Type out every line below exactly as it reads.

***** Input

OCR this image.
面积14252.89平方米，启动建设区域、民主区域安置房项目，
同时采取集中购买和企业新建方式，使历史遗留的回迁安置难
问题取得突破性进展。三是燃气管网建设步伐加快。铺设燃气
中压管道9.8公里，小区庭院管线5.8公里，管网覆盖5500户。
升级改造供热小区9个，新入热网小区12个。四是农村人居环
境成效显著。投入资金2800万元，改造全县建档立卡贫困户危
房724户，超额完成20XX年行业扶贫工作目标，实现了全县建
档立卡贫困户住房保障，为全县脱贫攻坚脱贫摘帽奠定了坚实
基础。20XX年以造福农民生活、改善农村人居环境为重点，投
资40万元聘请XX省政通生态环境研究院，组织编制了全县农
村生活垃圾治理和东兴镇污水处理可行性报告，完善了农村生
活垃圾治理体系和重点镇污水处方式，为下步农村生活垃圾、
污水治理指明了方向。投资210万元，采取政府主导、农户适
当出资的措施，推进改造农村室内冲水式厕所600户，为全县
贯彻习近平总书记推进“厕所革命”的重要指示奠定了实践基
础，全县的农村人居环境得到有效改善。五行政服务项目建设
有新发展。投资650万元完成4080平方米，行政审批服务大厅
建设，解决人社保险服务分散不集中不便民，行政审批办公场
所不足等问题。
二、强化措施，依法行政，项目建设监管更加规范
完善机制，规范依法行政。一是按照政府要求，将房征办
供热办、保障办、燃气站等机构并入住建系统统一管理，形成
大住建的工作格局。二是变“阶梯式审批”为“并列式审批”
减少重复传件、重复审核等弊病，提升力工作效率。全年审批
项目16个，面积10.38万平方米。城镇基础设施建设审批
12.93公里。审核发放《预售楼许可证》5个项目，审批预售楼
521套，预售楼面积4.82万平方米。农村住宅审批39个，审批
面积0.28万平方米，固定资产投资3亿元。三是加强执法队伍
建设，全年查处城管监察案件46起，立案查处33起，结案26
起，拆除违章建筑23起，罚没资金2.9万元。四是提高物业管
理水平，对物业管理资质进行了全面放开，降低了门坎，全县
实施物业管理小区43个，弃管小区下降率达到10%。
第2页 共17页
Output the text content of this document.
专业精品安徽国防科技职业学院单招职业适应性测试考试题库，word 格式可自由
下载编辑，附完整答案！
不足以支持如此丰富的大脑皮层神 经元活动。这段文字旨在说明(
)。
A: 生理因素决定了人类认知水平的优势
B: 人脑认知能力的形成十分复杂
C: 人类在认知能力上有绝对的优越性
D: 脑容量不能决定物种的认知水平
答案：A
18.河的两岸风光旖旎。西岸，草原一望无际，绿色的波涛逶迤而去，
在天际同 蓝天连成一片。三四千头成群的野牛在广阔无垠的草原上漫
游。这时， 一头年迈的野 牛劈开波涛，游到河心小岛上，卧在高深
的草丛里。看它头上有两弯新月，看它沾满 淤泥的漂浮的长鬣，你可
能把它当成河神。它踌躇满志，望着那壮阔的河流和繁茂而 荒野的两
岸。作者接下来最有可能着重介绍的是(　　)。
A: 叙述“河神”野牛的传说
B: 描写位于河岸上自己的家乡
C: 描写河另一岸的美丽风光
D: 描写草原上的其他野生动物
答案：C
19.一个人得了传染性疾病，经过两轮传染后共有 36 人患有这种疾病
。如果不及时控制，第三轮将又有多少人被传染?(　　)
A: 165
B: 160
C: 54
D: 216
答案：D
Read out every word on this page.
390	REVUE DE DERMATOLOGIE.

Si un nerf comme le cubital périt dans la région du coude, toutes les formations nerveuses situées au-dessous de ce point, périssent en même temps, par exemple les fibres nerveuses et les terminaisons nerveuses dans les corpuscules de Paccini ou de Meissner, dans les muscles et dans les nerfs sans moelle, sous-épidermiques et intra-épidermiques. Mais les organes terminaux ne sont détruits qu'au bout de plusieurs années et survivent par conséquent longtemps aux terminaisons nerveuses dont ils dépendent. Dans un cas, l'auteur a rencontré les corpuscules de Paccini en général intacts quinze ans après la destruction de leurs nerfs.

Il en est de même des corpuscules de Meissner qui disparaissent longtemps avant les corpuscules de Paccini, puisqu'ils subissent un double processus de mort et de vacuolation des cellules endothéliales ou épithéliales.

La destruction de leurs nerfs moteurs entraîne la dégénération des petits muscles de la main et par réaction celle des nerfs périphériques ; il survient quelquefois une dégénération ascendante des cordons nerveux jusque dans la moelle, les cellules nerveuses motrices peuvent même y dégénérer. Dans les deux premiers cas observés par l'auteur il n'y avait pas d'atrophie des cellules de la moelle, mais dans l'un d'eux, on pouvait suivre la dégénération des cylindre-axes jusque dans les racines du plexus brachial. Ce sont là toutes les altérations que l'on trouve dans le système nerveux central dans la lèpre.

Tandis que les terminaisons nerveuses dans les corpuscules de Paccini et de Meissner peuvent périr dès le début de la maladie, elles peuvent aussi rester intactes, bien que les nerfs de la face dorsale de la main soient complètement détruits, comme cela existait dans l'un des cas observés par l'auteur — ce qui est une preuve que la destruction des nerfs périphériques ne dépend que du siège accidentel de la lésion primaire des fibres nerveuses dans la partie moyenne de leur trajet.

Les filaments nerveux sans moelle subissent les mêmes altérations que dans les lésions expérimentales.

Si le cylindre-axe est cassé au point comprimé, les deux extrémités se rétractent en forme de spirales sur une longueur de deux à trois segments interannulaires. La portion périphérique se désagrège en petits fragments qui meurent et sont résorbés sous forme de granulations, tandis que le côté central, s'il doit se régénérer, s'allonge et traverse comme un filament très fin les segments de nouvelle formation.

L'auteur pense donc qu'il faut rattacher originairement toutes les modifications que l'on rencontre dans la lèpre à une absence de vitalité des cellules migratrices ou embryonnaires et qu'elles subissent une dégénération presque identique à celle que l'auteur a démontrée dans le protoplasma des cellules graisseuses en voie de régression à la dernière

**********

## Finished answer
OCR this image.
面积14252.89平方米，启动建设区域、民主区域安置房项目，
同时采取集中购买和企业新建方式，使历史遗留的回迁安置难
问题取得突破性进展。三是燃气管网建设步伐加快。铺设燃气
中压管道9.8公里，小区庭院管线5.8公里，管网覆盖5500户。
升级改造供热小区9个，新入热网小区12个。四是农村人居环
境成效显著。投入资金2800万元，改造全县建档立卡贫困户危
房724户，超额完成20XX年行业扶贫工作目标，实现了全县建
档立卡贫困户住房保障，为全县脱贫攻坚脱贫摘帽奠定了坚实
基础。20XX年以造福农民生活、改善农村人居环境为重点，投
资40万元聘请XX省政通生态环境研究院，组织编制了全县农
村生活垃圾治理和东兴镇污水处理可行性报告，完善了农村生
活垃圾治理体系和重点镇污水处方式，为下步农村生活垃圾、
污水治理指明了方向。投资210万元，采取政府主导、农户适
当出资的措施，推进改造农村室内冲水式厕所600户，为全县
贯彻习近平总书记推进“厕所革命”的重要指示奠定了实践基
础，全县的农村人居环境得到有效改善。五行政服务项目建设
有新发展。投资650万元完成4080平方米，行政审批服务大厅
建设，解决人社保险服务分散不集中不便民，行政审批办公场
所不足等问题。
二、强化措施，依法行政，项目建设监管更加规范
完善机制，规范依法行政。一是按照政府要求，将房征办
供热办、保障办、燃气站等机构并入住建系统统一管理，形成
大住建的工作格局。二是变“阶梯式审批”为“并列式审批”
减少重复传件、重复审核等弊病，提升力工作效率。全年审批
项目16个，面积10.38万平方米。城镇基础设施建设审批
12.93公里。审核发放《预售楼许可证》5个项目，审批预售楼
521套，预售楼面积4.82万平方米。农村住宅审批39个，审批
面积0.28万平方米，固定资产投资3亿元。三是加强执法队伍
建设，全年查处城管监察案件46起，立案查处33起，结案26
起，拆除违章建筑23起，罚没资金2.9万元。四是提高物业管
理水平，对物业管理资质进行了全面放开，降低了门坎，全县
实施物业管理小区43个，弃管小区下降率达到10%。
第2页 共17页
Output the text content of this document.
专业精品安徽国防科技职业学院单招职业适应性测试考试题库，word 格式可自由
下载编辑，附完整答案！
不足以支持如此丰富的大脑皮层神 经元活动。这段文字旨在说明(
)。
A: 生理因素决定了人类认知水平的优势
B: 人脑认知能力的形成十分复杂
C: 人类在认知能力上有绝对的优越性
D: 脑容量不能决定物种的认知水平
答案：A
18.河的两岸风光旖旎。西岸，草原一望无际，绿色的波涛逶迤而去，
在天际同 蓝天连成一片。三四千头成群的野牛在广阔无垠的草原上漫
游。这时， 一头年迈的野 牛劈开波涛，游到河心小岛上，卧在高深
的草丛里。看它头上有两弯新月，看它沾满 淤泥的漂浮的长鬣，你可
能把它当成河神。它踌躇满志，望着那壮阔的河流和繁茂而 荒野的两
岸。作者接下来最有可能着重介绍的是(　　)。
A: 叙述“河神”野牛的传说
B: 描写位于河岸上自己的家乡
C: 描写河另一岸的美丽风光
D: 描写草原上的其他野生动物
答案：C
19.一个人得了传染性疾病，经过两轮传染后共有 36 人患有这种疾病
。如果不及时控制，第三轮将又有多少人被传染?(　　)
A: 165
B: 160
C: 54
D: 216
答案：D
Read out every word on this page.
390	REVUE DE DERMATOLOGIE.

Si un nerf comme le cubital périt dans la région du coude, toutes les formations nerveuses situées au-dessous de ce point, périssent en même temps, par exemple les fibres nerveuses et les terminaisons nerveuses dans les corpuscules de Paccini ou de Meissner, dans les muscles et dans les nerfs sans moelle, sous-épidermiques et intra-épidermiques. Mais les organes terminaux ne sont détruits qu'au bout de plusieurs années et survivent par conséquent longtemps aux terminaisons nerveuses dont ils dépendent. Dans un cas, l'auteur a rencontré les corpuscules de Paccini en général intacts quinze ans après la destruction de leurs nerfs.

Il en est de même des corpuscules de Meissner qui disparaissent longtemps avant les corpuscules de Paccini, puisqu'ils subissent un double processus de mort et de vacuolation des cellules endothéliales ou épithéliales.

La destruction de leurs nerfs moteurs entraîne la dégénération des petits muscles de la main et par réaction celle des nerfs périphériques ; il survient quelquefois une dégénération ascendante des cordons nerveux jusque dans la moelle, les cellules nerveuses motrices peuvent même y dégénérer. Dans les deux premiers cas observés par l'auteur il n'y avait pas d'atrophie des cellules de la moelle, mais dans l'un d'eux, on pouvait suivre la dégénération des cylindre-axes jusque dans les racines du plexus brachial. Ce sont là toutes les altérations que l'on trouve dans le système nerveux central dans la lèpre.

Tandis que les terminaisons nerveuses dans les corpuscules de Paccini et de Meissner peuvent périr dès le début de la maladie, elles peuvent aussi rester intactes, bien que les nerfs de la face dorsale de la main soient complètement détruits, comme cela existait dans l'un des cas observés par l'auteur — ce qui est une preuve que la destruction des nerfs périphériques ne dépend que du siège accidentel de la lésion primaire des fibres nerveuses dans la partie moyenne de leur trajet.

Les filaments nerveux sans moelle subissent les mêmes altérations que dans les lésions expérimentales.

Si le cylindre-axe est cassé au point comprimé, les deux extrémités se rétractent en forme de spirales sur une longueur de deux à trois segments interannulaires. La portion périphérique se désagrège en petits fragments qui meurent et sont résorbés sous forme de granulations, tandis que le côté central, s'il doit se régénérer, s'allonge et traverse comme un filament très fin les segments de nouvelle formation.

L'auteur pense donc qu'il faut rattacher originairement toutes les modifications que l'on rencontre dans la lèpre à une absence de vitalité des cellules migratrices ou embryonnaires et qu'elles subissent une dégénération presque identique à celle que l'auteur a démontrée dans le protoplasma des cellules graisseuses en voie de régression à la dernière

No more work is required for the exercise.